-- Source excerpt --

============

It's easy to get in the mode of telling our children what they can't do-things they can't play with, rooms they can't play in, activities they can't participate in. How much better if we give them ideas of what they CAN do-suggestions that will spark their imagination.

One of the best ways to open windows of creativity to children is to pretend with them. When Christina saw a piece of string on the carpet, she said, "There's a snake." Instead of saying, "No. That's just a piece of string," her mom, Mari, said, "That's a funny snake. What is it doing? Does it need a drink? Where does it live?" and so on.

We need to remember that children are people with real feelings. When parents talk about the funny things their children say or do in front of them, it can really hurt their feelings or squelch their eagerness to try new things. On the other hand, praising them in front of others can build their confidence. We noticed that when our children were little, the older ones tended to criticize the scribbling of their younger siblings. We had to teach them that the little ones were doing their best coloring and needed to be praised.

Whenever someone wanted ideas for a project, we held a brainstorm session. The children quickly learned that most of the ideas from such an activity were not useable. In fact, many of them were downright ridiculous. But unless you let your imagination go, you never find the really good ideas. They are usually triggered by the useless ones. Also, one of the most valuable lessons in brainstorming is that there's no such thing as a bad idea. It's perfectly fine to have ideas that don't work. The road to success is generally paved with failures. When Andrea was young, she had incredible ideas that were totally impractical. One day I found her crying in her bedroom in frustration. She had been trying to construct a library for her sister for her birthday. It included a bed with a built-in bookshelf and a rocking horse. She was trying to construct it out of paper, tape, and aluminum foil. It kept collapsing and didn't look anything like what she pictured. It was a great opportunity to help her learn to balance her creativity with reality. Turning that failure into success opened windows that helped her harness her imagination.

============

-- Entries provided --
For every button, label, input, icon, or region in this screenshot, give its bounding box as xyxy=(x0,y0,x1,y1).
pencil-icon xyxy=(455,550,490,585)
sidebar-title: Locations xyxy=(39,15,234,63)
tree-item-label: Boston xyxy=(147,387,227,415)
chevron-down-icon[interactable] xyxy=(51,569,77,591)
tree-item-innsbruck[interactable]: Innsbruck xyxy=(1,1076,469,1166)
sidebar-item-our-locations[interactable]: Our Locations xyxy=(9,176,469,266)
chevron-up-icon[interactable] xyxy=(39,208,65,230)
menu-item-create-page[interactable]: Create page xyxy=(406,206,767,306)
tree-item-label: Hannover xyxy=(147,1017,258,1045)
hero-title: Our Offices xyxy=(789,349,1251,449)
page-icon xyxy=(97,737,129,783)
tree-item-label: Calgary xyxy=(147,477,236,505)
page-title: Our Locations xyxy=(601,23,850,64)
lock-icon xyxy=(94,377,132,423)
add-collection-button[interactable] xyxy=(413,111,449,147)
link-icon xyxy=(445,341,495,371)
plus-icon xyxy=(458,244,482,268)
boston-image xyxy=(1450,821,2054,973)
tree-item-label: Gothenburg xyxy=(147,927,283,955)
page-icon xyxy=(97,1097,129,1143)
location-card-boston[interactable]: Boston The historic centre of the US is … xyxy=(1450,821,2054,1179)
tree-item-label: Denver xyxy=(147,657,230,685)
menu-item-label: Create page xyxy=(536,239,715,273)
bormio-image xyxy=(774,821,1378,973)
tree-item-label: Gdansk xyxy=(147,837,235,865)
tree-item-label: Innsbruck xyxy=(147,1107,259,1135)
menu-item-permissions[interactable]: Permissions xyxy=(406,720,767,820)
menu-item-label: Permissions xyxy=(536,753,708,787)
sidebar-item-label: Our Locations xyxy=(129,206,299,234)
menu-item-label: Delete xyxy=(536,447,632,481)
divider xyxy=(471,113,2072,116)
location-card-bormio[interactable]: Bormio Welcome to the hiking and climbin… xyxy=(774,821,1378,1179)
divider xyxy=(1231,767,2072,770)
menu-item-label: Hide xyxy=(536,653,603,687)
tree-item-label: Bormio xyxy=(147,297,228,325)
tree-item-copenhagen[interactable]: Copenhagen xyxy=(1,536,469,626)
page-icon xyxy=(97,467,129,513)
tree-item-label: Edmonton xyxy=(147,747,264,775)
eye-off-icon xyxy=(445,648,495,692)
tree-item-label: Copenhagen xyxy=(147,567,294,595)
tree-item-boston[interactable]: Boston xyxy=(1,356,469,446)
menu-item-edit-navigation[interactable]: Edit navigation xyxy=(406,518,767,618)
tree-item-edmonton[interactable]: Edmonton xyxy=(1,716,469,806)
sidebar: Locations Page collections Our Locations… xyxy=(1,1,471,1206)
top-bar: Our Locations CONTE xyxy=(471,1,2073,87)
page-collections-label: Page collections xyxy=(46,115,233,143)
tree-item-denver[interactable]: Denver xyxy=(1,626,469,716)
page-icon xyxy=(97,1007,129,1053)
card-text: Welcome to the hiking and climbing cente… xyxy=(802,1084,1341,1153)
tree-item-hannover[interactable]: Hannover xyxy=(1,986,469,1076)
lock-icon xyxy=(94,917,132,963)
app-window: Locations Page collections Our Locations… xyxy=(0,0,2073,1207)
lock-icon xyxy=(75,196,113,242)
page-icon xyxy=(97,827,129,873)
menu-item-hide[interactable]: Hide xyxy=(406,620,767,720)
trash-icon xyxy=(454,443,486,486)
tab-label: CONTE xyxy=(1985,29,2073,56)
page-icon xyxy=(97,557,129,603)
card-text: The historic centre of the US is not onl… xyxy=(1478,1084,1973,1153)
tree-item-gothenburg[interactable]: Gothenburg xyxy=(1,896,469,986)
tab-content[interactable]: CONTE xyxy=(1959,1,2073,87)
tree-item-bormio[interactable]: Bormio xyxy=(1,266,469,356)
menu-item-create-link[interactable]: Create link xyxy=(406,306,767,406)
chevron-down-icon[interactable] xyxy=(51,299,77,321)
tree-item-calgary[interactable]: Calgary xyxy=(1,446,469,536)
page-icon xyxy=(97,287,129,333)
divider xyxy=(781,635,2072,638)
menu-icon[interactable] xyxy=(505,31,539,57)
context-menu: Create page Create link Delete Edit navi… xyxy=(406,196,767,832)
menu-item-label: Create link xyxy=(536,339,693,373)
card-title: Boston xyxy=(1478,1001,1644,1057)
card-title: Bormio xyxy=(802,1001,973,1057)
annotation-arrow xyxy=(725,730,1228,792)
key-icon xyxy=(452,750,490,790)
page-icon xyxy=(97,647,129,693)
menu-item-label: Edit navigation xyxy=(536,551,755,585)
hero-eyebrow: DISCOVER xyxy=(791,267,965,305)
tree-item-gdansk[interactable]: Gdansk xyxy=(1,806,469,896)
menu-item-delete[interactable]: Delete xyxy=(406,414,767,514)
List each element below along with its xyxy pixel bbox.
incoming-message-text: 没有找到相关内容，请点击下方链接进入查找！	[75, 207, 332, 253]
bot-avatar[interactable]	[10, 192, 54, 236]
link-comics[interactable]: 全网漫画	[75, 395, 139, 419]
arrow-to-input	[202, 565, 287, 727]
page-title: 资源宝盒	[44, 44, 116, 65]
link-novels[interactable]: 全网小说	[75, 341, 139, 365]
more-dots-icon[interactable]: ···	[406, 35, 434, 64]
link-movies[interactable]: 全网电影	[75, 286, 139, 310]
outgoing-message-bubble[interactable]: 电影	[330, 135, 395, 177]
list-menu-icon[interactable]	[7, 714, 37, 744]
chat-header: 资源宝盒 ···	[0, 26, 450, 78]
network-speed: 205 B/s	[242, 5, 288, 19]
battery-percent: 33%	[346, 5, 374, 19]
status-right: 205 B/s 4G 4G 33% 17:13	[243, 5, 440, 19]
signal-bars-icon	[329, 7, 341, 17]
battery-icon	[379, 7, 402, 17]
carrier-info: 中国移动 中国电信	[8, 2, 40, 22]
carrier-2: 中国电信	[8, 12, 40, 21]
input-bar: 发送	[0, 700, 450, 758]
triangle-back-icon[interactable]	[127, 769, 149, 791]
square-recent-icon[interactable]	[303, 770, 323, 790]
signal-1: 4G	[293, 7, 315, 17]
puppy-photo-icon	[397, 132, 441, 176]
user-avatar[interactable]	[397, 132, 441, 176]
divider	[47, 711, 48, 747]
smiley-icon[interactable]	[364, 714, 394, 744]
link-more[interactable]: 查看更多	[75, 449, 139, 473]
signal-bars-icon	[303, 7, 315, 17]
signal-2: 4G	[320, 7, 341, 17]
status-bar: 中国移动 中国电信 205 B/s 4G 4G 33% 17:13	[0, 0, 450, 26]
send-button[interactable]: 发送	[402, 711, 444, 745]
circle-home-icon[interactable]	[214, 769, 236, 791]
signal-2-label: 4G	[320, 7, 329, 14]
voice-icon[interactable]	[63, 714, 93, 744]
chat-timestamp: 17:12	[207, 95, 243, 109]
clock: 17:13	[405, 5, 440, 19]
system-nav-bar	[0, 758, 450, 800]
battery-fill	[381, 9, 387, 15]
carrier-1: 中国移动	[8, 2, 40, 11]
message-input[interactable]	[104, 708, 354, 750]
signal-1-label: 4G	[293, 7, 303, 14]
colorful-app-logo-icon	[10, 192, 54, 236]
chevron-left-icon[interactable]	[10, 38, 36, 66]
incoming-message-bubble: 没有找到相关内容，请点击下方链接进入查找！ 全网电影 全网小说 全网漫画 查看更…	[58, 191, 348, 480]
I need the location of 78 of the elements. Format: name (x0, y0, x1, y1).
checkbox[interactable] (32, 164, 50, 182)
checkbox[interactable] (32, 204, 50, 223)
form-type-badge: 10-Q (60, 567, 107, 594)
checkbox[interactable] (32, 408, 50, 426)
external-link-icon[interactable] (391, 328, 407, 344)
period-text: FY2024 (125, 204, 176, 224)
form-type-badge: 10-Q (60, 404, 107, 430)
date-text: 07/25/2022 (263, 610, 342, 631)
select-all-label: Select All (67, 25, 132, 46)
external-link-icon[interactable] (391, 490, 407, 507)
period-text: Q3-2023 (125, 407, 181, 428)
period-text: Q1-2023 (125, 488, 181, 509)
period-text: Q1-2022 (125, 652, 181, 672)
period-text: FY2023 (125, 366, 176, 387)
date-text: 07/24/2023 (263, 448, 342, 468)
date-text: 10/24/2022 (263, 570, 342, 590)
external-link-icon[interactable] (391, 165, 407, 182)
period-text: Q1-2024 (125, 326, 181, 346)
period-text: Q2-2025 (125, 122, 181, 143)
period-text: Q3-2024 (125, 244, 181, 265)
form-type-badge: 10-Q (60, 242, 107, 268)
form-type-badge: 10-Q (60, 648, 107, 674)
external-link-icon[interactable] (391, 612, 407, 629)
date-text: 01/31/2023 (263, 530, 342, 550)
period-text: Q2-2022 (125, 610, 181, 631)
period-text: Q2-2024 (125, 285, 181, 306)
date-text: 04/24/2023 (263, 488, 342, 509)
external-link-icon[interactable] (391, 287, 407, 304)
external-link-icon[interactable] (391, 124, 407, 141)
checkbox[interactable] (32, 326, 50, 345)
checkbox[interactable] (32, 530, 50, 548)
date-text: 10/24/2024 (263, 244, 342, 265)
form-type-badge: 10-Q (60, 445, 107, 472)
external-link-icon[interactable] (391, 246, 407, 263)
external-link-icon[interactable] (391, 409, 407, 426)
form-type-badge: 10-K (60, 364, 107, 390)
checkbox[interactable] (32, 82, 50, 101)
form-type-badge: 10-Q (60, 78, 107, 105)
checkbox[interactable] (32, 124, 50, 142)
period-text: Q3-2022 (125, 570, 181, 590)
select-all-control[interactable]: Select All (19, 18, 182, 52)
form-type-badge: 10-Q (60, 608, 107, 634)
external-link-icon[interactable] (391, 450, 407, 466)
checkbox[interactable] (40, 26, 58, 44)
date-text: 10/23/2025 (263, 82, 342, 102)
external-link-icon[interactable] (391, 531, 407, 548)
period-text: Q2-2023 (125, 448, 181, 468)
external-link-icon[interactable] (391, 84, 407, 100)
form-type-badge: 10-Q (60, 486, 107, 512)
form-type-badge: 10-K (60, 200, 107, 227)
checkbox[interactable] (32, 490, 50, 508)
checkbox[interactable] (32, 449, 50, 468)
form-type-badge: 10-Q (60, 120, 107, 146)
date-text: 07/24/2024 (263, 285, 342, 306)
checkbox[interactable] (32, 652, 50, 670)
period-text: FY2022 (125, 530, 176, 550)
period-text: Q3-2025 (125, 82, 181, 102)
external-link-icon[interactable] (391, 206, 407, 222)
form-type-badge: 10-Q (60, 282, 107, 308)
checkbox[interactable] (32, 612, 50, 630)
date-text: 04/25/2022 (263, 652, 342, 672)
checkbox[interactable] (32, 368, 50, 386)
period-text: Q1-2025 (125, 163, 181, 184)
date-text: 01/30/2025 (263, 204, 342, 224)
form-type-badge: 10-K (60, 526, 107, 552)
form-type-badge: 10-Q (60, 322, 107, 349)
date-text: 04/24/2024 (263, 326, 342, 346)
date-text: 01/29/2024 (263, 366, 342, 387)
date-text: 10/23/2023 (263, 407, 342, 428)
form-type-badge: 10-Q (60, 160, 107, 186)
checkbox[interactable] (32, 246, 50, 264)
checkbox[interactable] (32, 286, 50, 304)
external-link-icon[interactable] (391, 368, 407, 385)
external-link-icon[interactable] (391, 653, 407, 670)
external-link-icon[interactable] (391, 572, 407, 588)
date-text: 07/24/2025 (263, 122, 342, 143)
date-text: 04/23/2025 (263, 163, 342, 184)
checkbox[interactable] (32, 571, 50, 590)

============

-- Exercise goal --
Continue the passage on nurturing children's creativity, starting after its final sentence.

-- Output for this exercise --
A picture-perfect house can be a sterile environment for creativity. Children-in fact all of us-need someplace where we can make a mess. Our family room has been such a place. Because we were never afraid to get it dirty, it provided lots of opportunities to use our imagination. We pinned up sheets all around the family room and over the top of the stairs to make a groundhog hole for Aimee's birthday on Groundhog Day. We converted it into a rehearsal room for our shows, with mirrors lining one wall. For Mark's Junior Prom dinner we brought in trees and logs and covered the ceiling with black paper and painted stars on it to make a forest. Outside our house there is corner of the backyard that we never quite got around to finishing. It has been a paradise for kids. The children have made secret hideouts, schools, and castles out of old cinderblocks, wood, fence posts, and whatever else they found lying around.

One more window all of us need is personal space. Most of us have a hard time trying new things if we are watched too closely. Children are the same way. While they need lots of valuable input and supervision, they also need room to try things on their own. It's important for parents to back off and stay out of the way, so they can come up with their own ideas. Several years ago Andrea and Peter made a cassette tape of a story they created themselves. They experimented to find suitable sound effects on the synthesizer and disguised their voices to represent different characters. At one point the witch says, "Hello, Deary. Would you like a cup of tea?" The boy replies, "No thanks. We don't drink tea. We're LDS."

#7: Be true to your dreams.

There's a saying, "Whatever the human mind can conceive and believe, it can achieve." And Henry Ford said, "Whether you think you can or you think you can't, either way you are right." Several years ago I had the impression that someday our family would sing in Russia. I mentioned it to a couple of people, and they laughed. At that time Russia was behind the iron curtain. Our children had sung for a few ward activities and family home evening, but that was all. I kept my dreams to myself, but now, just ten years later, we have sung in Russia. I'm so glad I was true to that dream.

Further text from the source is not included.